> [THE EXERCISE] Tell how many lines contain the word "title". Reply with the number only.

> [GIVEN DATA]

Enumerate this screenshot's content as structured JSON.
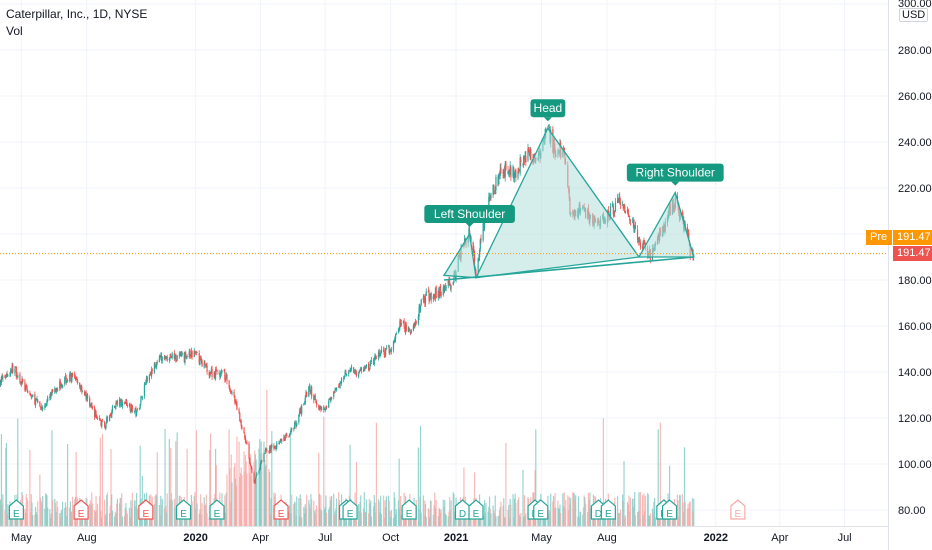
{
  "header": {
    "symbol_line": "Caterpillar, Inc., 1D, NYSE",
    "indicator": "Vol"
  },
  "price_axis": {
    "currency": "USD",
    "currency_note": "300.00"
  },
  "price_badges": {
    "pre_label": "Pre",
    "pre_value": "191.47",
    "last_value": "191.47"
  },
  "colors": {
    "up": "#26a69a",
    "down": "#ef5350",
    "pattern_fill": "#b2dfdb",
    "pattern_line": "#26a69a",
    "label_bg": "#159980",
    "pre_badge": "#ff9800",
    "last_badge": "#ef5350",
    "grid": "#f0f3fa"
  },
  "chart_data": {
    "type": "candlestick",
    "title": "Caterpillar, Inc., 1D, NYSE",
    "indicator": "Vol",
    "y_axis": {
      "ylim": [
        75,
        305
      ],
      "ticks": [
        80,
        100,
        120,
        140,
        160,
        180,
        200,
        220,
        240,
        260,
        280,
        300
      ],
      "tick_labels": [
        "80.00",
        "100.00",
        "120.00",
        "140.00",
        "160.00",
        "180.00",
        "",
        "220.00",
        "240.00",
        "260.00",
        "280.00",
        "300.00"
      ]
    },
    "x_axis": {
      "range": [
        "2019-04-01",
        "2022-08-31"
      ],
      "ticks": [
        {
          "date": "2019-05-01",
          "label": "May"
        },
        {
          "date": "2019-08-01",
          "label": "Aug"
        },
        {
          "date": "2020-01-01",
          "label": "2020"
        },
        {
          "date": "2020-04-01",
          "label": "Apr"
        },
        {
          "date": "2020-07-01",
          "label": "Jul"
        },
        {
          "date": "2020-10-01",
          "label": "Oct"
        },
        {
          "date": "2021-01-01",
          "label": "2021"
        },
        {
          "date": "2021-05-01",
          "label": "May"
        },
        {
          "date": "2021-08-01",
          "label": "Aug"
        },
        {
          "date": "2022-01-01",
          "label": "2022"
        },
        {
          "date": "2022-04-01",
          "label": "Apr"
        },
        {
          "date": "2022-07-01",
          "label": "Jul"
        }
      ]
    },
    "price_path": [
      [
        "2019-04-01",
        136
      ],
      [
        "2019-04-20",
        142
      ],
      [
        "2019-05-10",
        131
      ],
      [
        "2019-05-31",
        124
      ],
      [
        "2019-06-20",
        134
      ],
      [
        "2019-07-10",
        138
      ],
      [
        "2019-07-25",
        133
      ],
      [
        "2019-08-10",
        123
      ],
      [
        "2019-08-25",
        116
      ],
      [
        "2019-09-10",
        126
      ],
      [
        "2019-09-25",
        127
      ],
      [
        "2019-10-10",
        122
      ],
      [
        "2019-10-25",
        138
      ],
      [
        "2019-11-10",
        145
      ],
      [
        "2019-11-25",
        147
      ],
      [
        "2019-12-10",
        146
      ],
      [
        "2020-01-01",
        148
      ],
      [
        "2020-01-20",
        140
      ],
      [
        "2020-02-10",
        139
      ],
      [
        "2020-02-25",
        128
      ],
      [
        "2020-03-10",
        112
      ],
      [
        "2020-03-23",
        91
      ],
      [
        "2020-04-05",
        104
      ],
      [
        "2020-04-20",
        108
      ],
      [
        "2020-05-05",
        111
      ],
      [
        "2020-05-20",
        117
      ],
      [
        "2020-06-08",
        133
      ],
      [
        "2020-06-25",
        124
      ],
      [
        "2020-07-10",
        128
      ],
      [
        "2020-07-31",
        141
      ],
      [
        "2020-08-15",
        140
      ],
      [
        "2020-08-31",
        142
      ],
      [
        "2020-09-15",
        148
      ],
      [
        "2020-09-30",
        149
      ],
      [
        "2020-10-15",
        161
      ],
      [
        "2020-10-31",
        157
      ],
      [
        "2020-11-15",
        172
      ],
      [
        "2020-11-30",
        174
      ],
      [
        "2020-12-15",
        176
      ],
      [
        "2020-12-31",
        182
      ],
      [
        "2021-01-10",
        196
      ],
      [
        "2021-01-20",
        200
      ],
      [
        "2021-01-29",
        184
      ],
      [
        "2021-02-10",
        207
      ],
      [
        "2021-02-25",
        222
      ],
      [
        "2021-03-10",
        228
      ],
      [
        "2021-03-25",
        227
      ],
      [
        "2021-04-10",
        234
      ],
      [
        "2021-04-25",
        232
      ],
      [
        "2021-05-10",
        246
      ],
      [
        "2021-05-20",
        235
      ],
      [
        "2021-06-01",
        236
      ],
      [
        "2021-06-10",
        212
      ],
      [
        "2021-06-20",
        210
      ],
      [
        "2021-07-01",
        209
      ],
      [
        "2021-07-15",
        205
      ],
      [
        "2021-07-31",
        206
      ],
      [
        "2021-08-15",
        214
      ],
      [
        "2021-08-31",
        209
      ],
      [
        "2021-09-15",
        196
      ],
      [
        "2021-09-30",
        191
      ],
      [
        "2021-10-10",
        196
      ],
      [
        "2021-10-25",
        208
      ],
      [
        "2021-11-05",
        214
      ],
      [
        "2021-11-15",
        207
      ],
      [
        "2021-11-26",
        193
      ],
      [
        "2021-12-01",
        190
      ]
    ],
    "series": [
      {
        "name": "Left Shoulder",
        "points": [
          [
            "2020-12-15",
            182
          ],
          [
            "2021-01-20",
            200
          ],
          [
            "2021-01-29",
            181
          ]
        ]
      },
      {
        "name": "Head",
        "points": [
          [
            "2021-01-29",
            181
          ],
          [
            "2021-05-10",
            246
          ],
          [
            "2021-09-15",
            190
          ]
        ]
      },
      {
        "name": "Right Shoulder",
        "points": [
          [
            "2021-09-15",
            190
          ],
          [
            "2021-11-05",
            218
          ],
          [
            "2021-12-01",
            190
          ]
        ]
      },
      {
        "name": "neckline",
        "points": [
          [
            "2020-12-15",
            180
          ],
          [
            "2021-12-01",
            190
          ]
        ]
      }
    ],
    "annotations": [
      {
        "text": "Left Shoulder",
        "x": "2021-01-20",
        "y": 200
      },
      {
        "text": "Head",
        "x": "2021-05-10",
        "y": 246
      },
      {
        "text": "Right Shoulder",
        "x": "2021-11-05",
        "y": 218
      }
    ],
    "last_price": 191.47,
    "events": [
      {
        "date": "2019-04-24",
        "type": "E",
        "color": "up"
      },
      {
        "date": "2019-07-24",
        "type": "E",
        "color": "down"
      },
      {
        "date": "2019-10-23",
        "type": "E",
        "color": "down"
      },
      {
        "date": "2019-12-15",
        "type": "E",
        "color": "up"
      },
      {
        "date": "2020-01-31",
        "type": "E",
        "color": "up"
      },
      {
        "date": "2020-04-30",
        "type": "E",
        "color": "down"
      },
      {
        "date": "2020-07-31",
        "type": "D",
        "color": "up"
      },
      {
        "date": "2020-08-05",
        "type": "E",
        "color": "up"
      },
      {
        "date": "2020-10-27",
        "type": "E",
        "color": "up"
      },
      {
        "date": "2021-01-10",
        "type": "D",
        "color": "up"
      },
      {
        "date": "2021-01-29",
        "type": "E",
        "color": "up"
      },
      {
        "date": "2021-04-22",
        "type": "D",
        "color": "up"
      },
      {
        "date": "2021-04-30",
        "type": "E",
        "color": "up"
      },
      {
        "date": "2021-07-20",
        "type": "D",
        "color": "up"
      },
      {
        "date": "2021-08-03",
        "type": "E",
        "color": "up"
      },
      {
        "date": "2021-10-20",
        "type": "D",
        "color": "up"
      },
      {
        "date": "2021-10-28",
        "type": "E",
        "color": "up"
      },
      {
        "date": "2022-02-01",
        "type": "E",
        "color": "future"
      }
    ]
  }
}
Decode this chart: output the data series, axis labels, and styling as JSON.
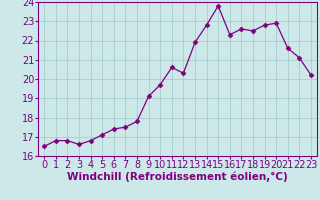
{
  "x": [
    0,
    1,
    2,
    3,
    4,
    5,
    6,
    7,
    8,
    9,
    10,
    11,
    12,
    13,
    14,
    15,
    16,
    17,
    18,
    19,
    20,
    21,
    22,
    23
  ],
  "y": [
    16.5,
    16.8,
    16.8,
    16.6,
    16.8,
    17.1,
    17.4,
    17.5,
    17.8,
    19.1,
    19.7,
    20.6,
    20.3,
    21.9,
    22.8,
    23.8,
    22.3,
    22.6,
    22.5,
    22.8,
    22.9,
    21.6,
    21.1,
    20.2
  ],
  "xlabel": "Windchill (Refroidissement éolien,°C)",
  "xlim": [
    -0.5,
    23.5
  ],
  "ylim": [
    16,
    24
  ],
  "yticks": [
    16,
    17,
    18,
    19,
    20,
    21,
    22,
    23,
    24
  ],
  "xticks": [
    0,
    1,
    2,
    3,
    4,
    5,
    6,
    7,
    8,
    9,
    10,
    11,
    12,
    13,
    14,
    15,
    16,
    17,
    18,
    19,
    20,
    21,
    22,
    23
  ],
  "line_color": "#800080",
  "marker": "D",
  "marker_size": 2.5,
  "line_width": 0.9,
  "bg_color": "#cce8e8",
  "grid_color": "#aacccc",
  "xlabel_fontsize": 7.5,
  "tick_fontsize": 7
}
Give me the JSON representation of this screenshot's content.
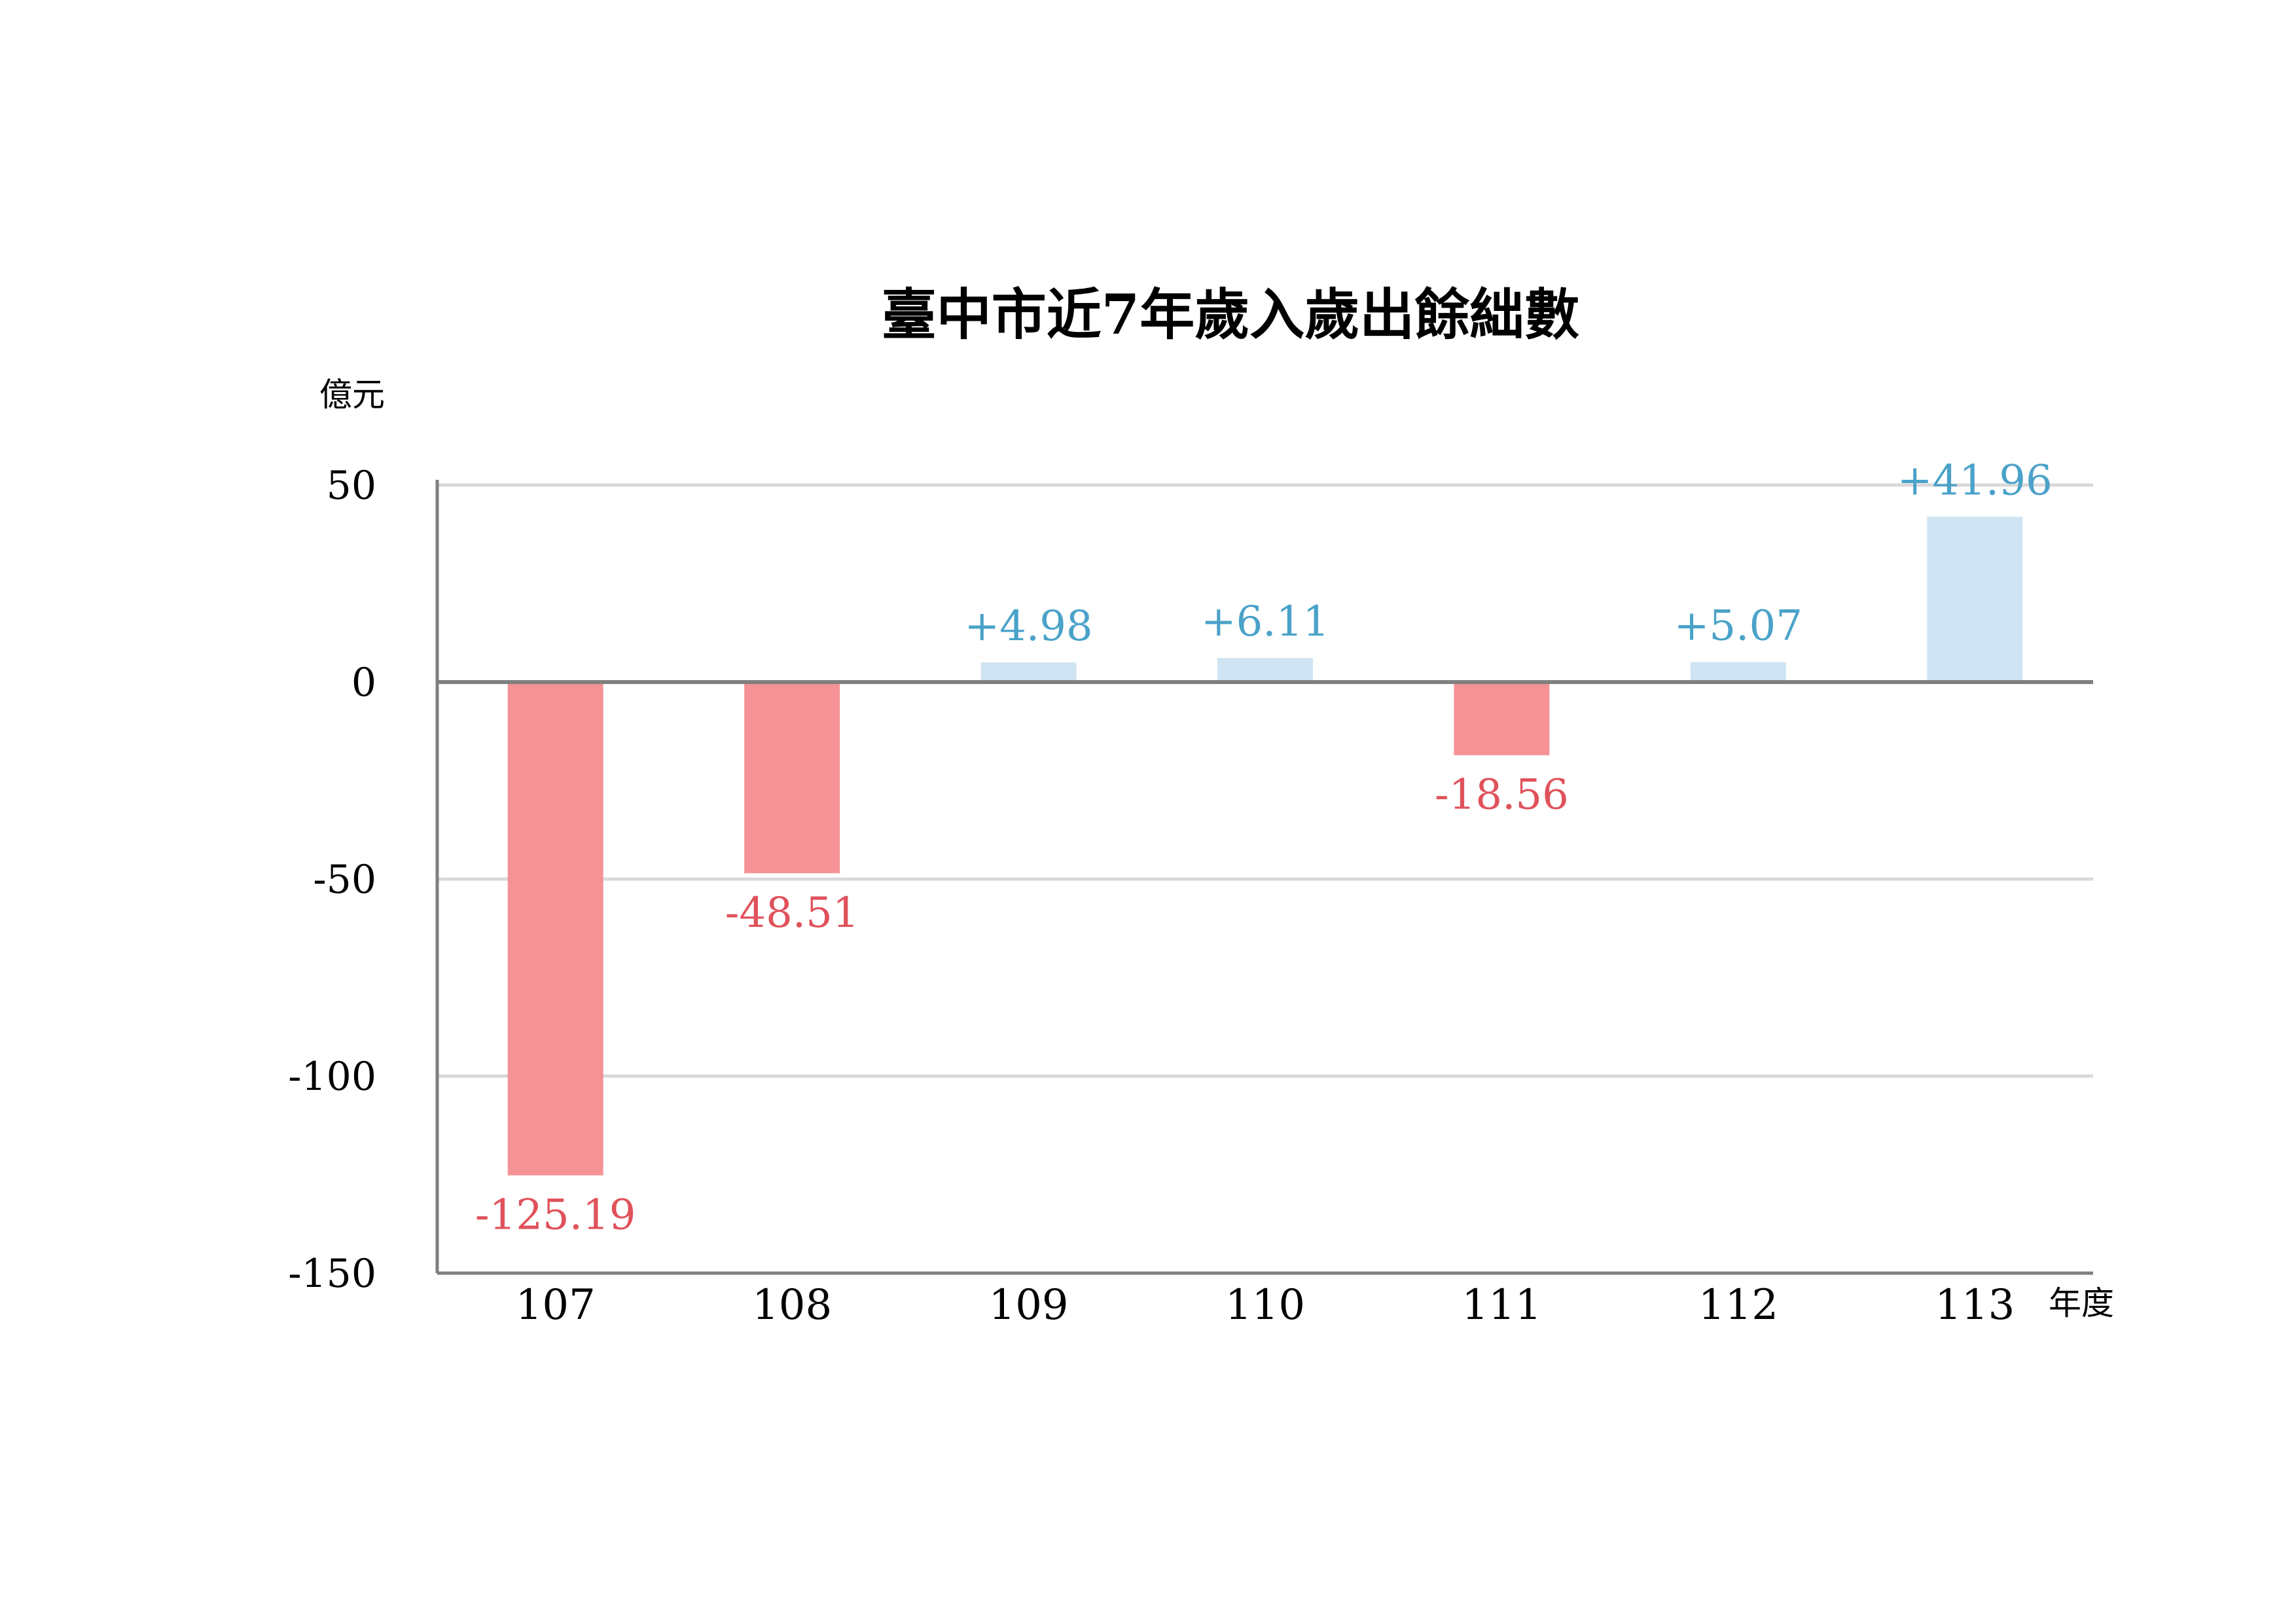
{
  "chart_data": {
    "type": "bar",
    "title": "臺中市近7年歲入歲出餘絀數",
    "ylabel": "億元",
    "xlabel": "年度",
    "categories": [
      "107",
      "108",
      "109",
      "110",
      "111",
      "112",
      "113"
    ],
    "values": [
      -125.19,
      -48.51,
      4.98,
      6.11,
      -18.56,
      5.07,
      41.96
    ],
    "data_labels": [
      "-125.19",
      "-48.51",
      "+4.98",
      "+6.11",
      "-18.56",
      "+5.07",
      "+41.96"
    ],
    "ylim": [
      -150,
      50
    ],
    "yticks": [
      50,
      0,
      -50,
      -100,
      -150
    ],
    "ytick_labels": [
      "50",
      "0",
      "-50",
      "-100",
      "-150"
    ],
    "grid": true,
    "colors": {
      "positive_bar": "#cfe4f2",
      "negative_bar": "#f49295",
      "positive_label": "#4aa2c9",
      "negative_label": "#e0525b",
      "grid": "#d9d9d9",
      "axis": "#7f7f7f"
    }
  }
}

> [SOLUTION TO THIS TASK] 2